-- THE PROBLEM --
Pick out every line below that contains the string "section", and copy each one in full. Treat uppercase and lowercase letters as different.

-- GIVEN ENTRIES --
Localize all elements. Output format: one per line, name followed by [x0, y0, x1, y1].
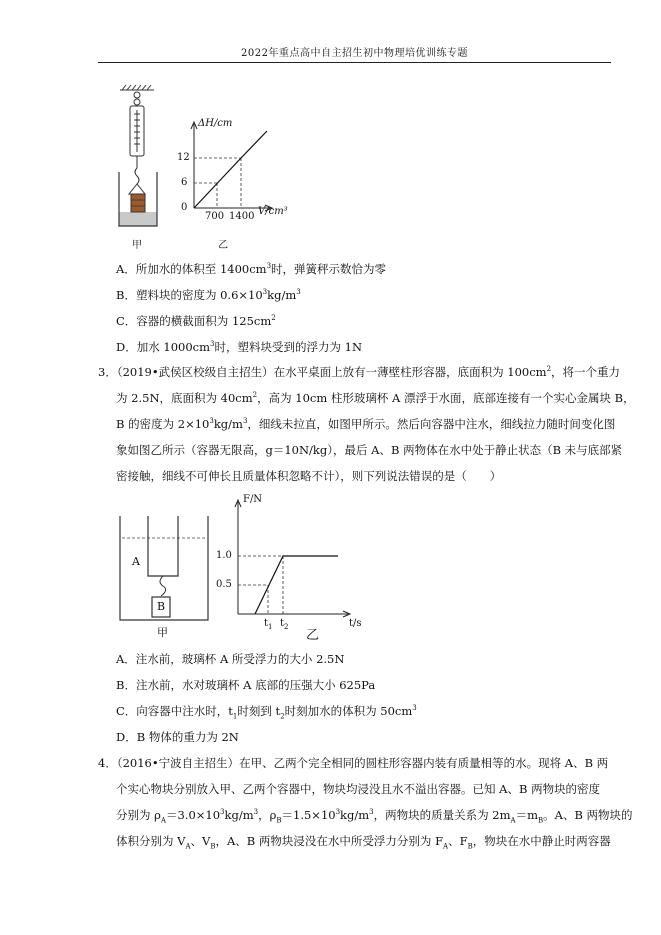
fig1-caption-jia: 甲: [132, 240, 142, 251]
fig2-x-axis-label: t/s: [349, 618, 362, 629]
force-time-line: [255, 556, 338, 614]
q3-stem-line-2: 为 2.5N，底面积为 $40cm^2$，高为 10cm 柱形玻璃杯 A 漂浮于水面，底部连接有一个实心金属块 B，: [116, 391, 635, 405]
fig1-y-tick-12: 12: [177, 152, 190, 163]
fig1-x-axis-label: V/cm³: [258, 206, 288, 217]
fig2-caption-yi: 乙: [306, 628, 320, 643]
fig2-label-b: B: [157, 600, 166, 613]
q3-stem-line-3: B 的密度为 $2\times 10^3kg/m^3$，细线未拉直，如图甲所示。然后向容器中注水，细线拉力随时间变化图: [116, 417, 616, 431]
q3-option-c: C．向容器中注水时，$t_1$时刻到 $t_2$时刻加水的体积为 $50cm^3$: [116, 704, 417, 721]
q3-stem-line-1: 3．（2019•武侯区校级自主招生）在水平桌面上放有一薄壁柱形容器，底面积为 $100cm^2$，将一个重力: [98, 365, 621, 379]
fig2-t1-label: $t_1$: [264, 618, 273, 631]
q4-stem-line-3: 分别为 $\rho_A=3.0\times 10^3kg/m^3$，$\rho_B=1.5\times 10^3kg/m^3$，两物块的质量关系为 $2m_A=m_B$。A、B 两物块的: [116, 808, 633, 825]
q3-option-b: B．注水前，水对玻璃杯 A 底部的压强大小 625Pa: [116, 678, 376, 692]
q2-option-d: D．加水 $1000cm^3$时，塑料块受到的浮力为 1N: [116, 340, 363, 354]
q4-stem-line-4: 体积分别为 $V_A$、$V_B$，A、B 两物块浸没在水中所受浮力分别为 $F_A$、$F_B$，物块在水中静止时两容器: [116, 834, 611, 851]
q3-stem-line-5: 密接触，细线不可伸长且质量体积忽略不计），则下列说法错误的是（ ）: [116, 469, 502, 483]
q3-option-d: D．B 物体的重力为 2N: [116, 730, 239, 744]
fig1-y-tick-6: 6: [181, 177, 188, 188]
q2-option-a: A．所加水的体积至 $1400cm^3$时，弹簧秤示数恰为零: [116, 262, 387, 276]
fig2-label-a: A: [132, 555, 140, 568]
fig1-y-axis-label: ΔH/cm: [198, 118, 233, 129]
fig2-caption-jia: 甲: [157, 626, 168, 639]
q2-option-b: B．塑料块的密度为 $0.6\times 10^3kg/m^3$: [116, 288, 301, 302]
fig2-y-axis-label: F/N: [243, 494, 263, 505]
fig2-y-tick-1: 1.0: [216, 550, 232, 561]
figure-2: [112, 494, 372, 642]
q3-option-a: A．注水前，玻璃杯 A 所受浮力的大小 2.5N: [116, 652, 345, 666]
fig1-x-tick-1400: 1400: [229, 211, 255, 222]
page-header: 2022年重点高中自主招生初中物理培优训练专题: [241, 48, 468, 59]
q4-stem-line-1: 4．（2016•宁波自主招生）在甲、乙两个完全相同的圆柱形容器内装有质量相等的水。现将 A、B 两: [98, 756, 609, 770]
fig2-y-tick-05: 0.5: [216, 579, 232, 590]
fig1-caption-yi: 乙: [218, 240, 228, 251]
fig1-x-tick-700: 700: [205, 211, 225, 222]
fig2-t2-label: $t_2$: [280, 618, 289, 631]
container-jia: [119, 172, 157, 226]
q3-stem-line-4: 象如图乙所示（容器无限高，g＝10N/kg），最后 A、B 两物体在水中处于静止状态（B 未与底部紧: [116, 443, 623, 457]
q4-stem-line-2: 个实心物块分别放入甲、乙两个容器中，物块均浸没且水不溢出容器。已知 A、B 两物块的密度: [116, 782, 601, 796]
spring-scale: [129, 92, 145, 194]
fig1-origin: 0: [181, 202, 188, 213]
header-divider: [98, 62, 611, 63]
graph-line: [194, 131, 267, 208]
q2-option-c: C．容器的横截面积为 $125cm^2$: [116, 314, 276, 328]
ceiling-hatch: [120, 85, 154, 90]
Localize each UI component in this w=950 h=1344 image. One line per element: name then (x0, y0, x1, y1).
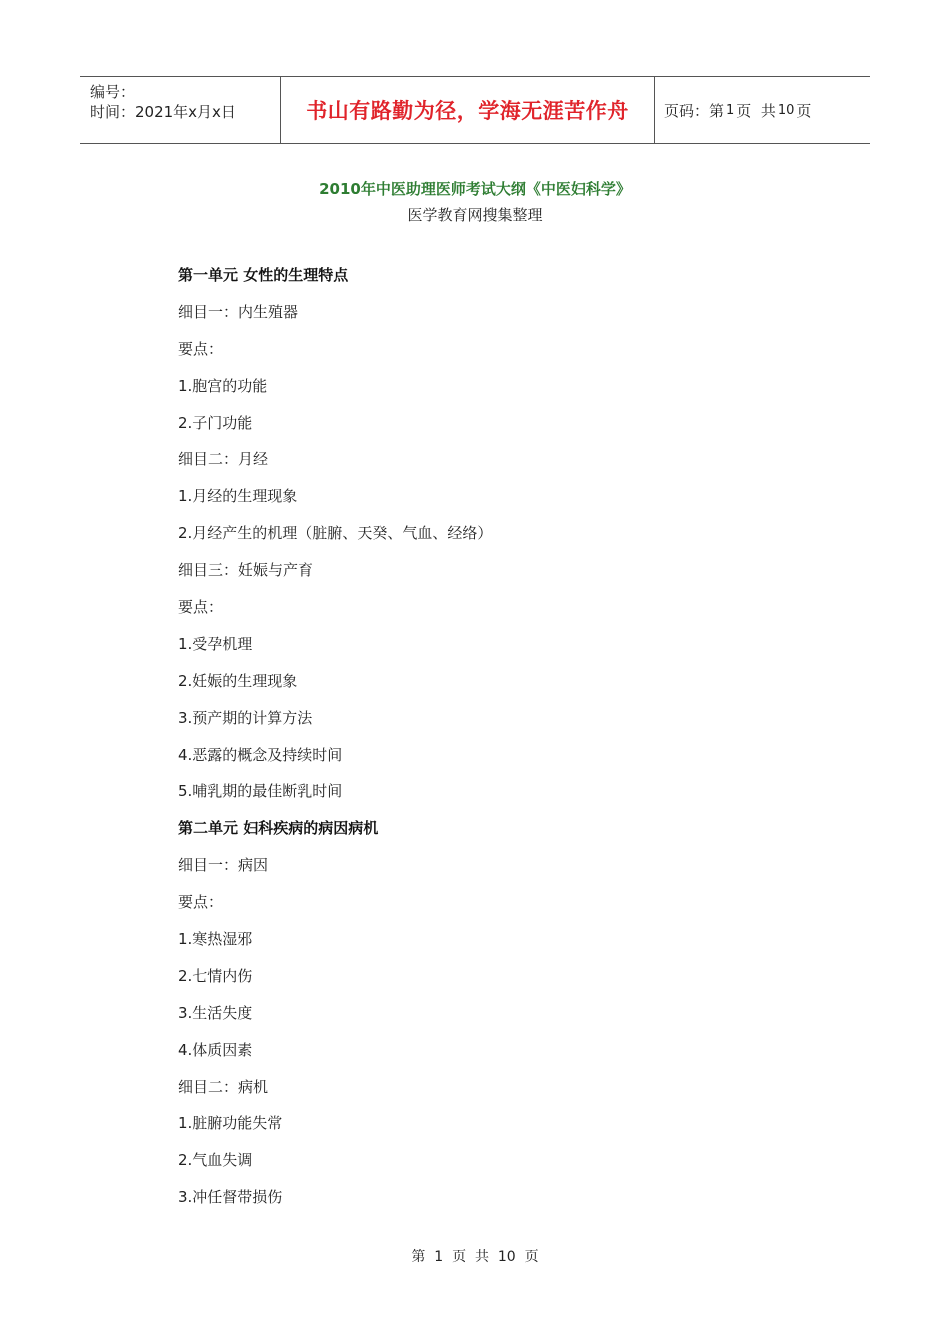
outline-line: 细目一：内生殖器 (178, 302, 299, 321)
outline-line: 1.受孕机理 (178, 634, 253, 653)
outline-line: 细目二：病机 (178, 1077, 269, 1096)
motto-text: 书山有路勤为径，学海无涯苦作舟 (306, 99, 629, 123)
outline-line: 4.恶露的概念及持续时间 (178, 745, 343, 764)
outline-line: 细目二：月经 (178, 450, 269, 469)
page-current: 1 (726, 102, 735, 118)
outline-line: 细目三：妊娠与产育 (178, 561, 314, 580)
outline-line: 1.月经的生理现象 (178, 487, 298, 506)
section-heading: 第二单元 妇科疾病的病因病机 (178, 819, 379, 838)
outline-line: 1.胞宫的功能 (178, 376, 268, 395)
page-prefix: 页码：第 (664, 101, 725, 120)
outline-line: 2.七情内伤 (178, 966, 253, 985)
page-suffix: 页 (796, 101, 812, 120)
outline-line: 2.气血失调 (178, 1151, 253, 1170)
outline-line: 要点： (178, 598, 224, 617)
document-body (178, 263, 818, 1222)
outline-line: 3.生活失度 (178, 1003, 253, 1022)
serial-number-label: 编号： (90, 83, 136, 101)
page-total: 10 (777, 102, 795, 118)
outline-line: 2.妊娠的生理现象 (178, 671, 298, 690)
page-footer: 第 1 页 共 10 页 (411, 1249, 539, 1265)
section-heading: 第一单元 女性的生理特点 (178, 266, 349, 284)
page-mid: 页 共 (736, 101, 776, 120)
outline-line: 4.体质因素 (178, 1040, 253, 1059)
header-table (80, 76, 870, 144)
outline-line: 要点： (178, 339, 224, 358)
document-title: 2010年中医助理医师考试大纲《中医妇科学》 (319, 180, 631, 198)
header-info-cell (80, 77, 281, 143)
outline-line: 1.脏腑功能失常 (178, 1114, 283, 1133)
outline-line: 5.哺乳期的最佳断乳时间 (178, 782, 343, 801)
document-subtitle: 医学教育网搜集整理 (407, 206, 543, 224)
outline-line: 细目一：病因 (178, 856, 269, 875)
outline-line: 1.寒热湿邪 (178, 930, 253, 949)
header-page-cell (655, 77, 870, 143)
outline-line: 2.月经产生的机理（脏腑、天癸、气血、经络） (178, 524, 493, 543)
date-label: 时间：2021年x月x日 (90, 103, 236, 121)
header-motto-cell (281, 77, 655, 143)
outline-line: 3.冲任督带损伤 (178, 1188, 283, 1207)
outline-line: 3.预产期的计算方法 (178, 708, 313, 727)
outline-line: 2.子门功能 (178, 413, 253, 432)
outline-line: 要点： (178, 893, 224, 912)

-- FINISHED ANSWER --
section-heading: 第二单元 妇科疾病的病因病机 (178, 819, 379, 838)
section-heading: 第一单元 女性的生理特点 (178, 266, 349, 284)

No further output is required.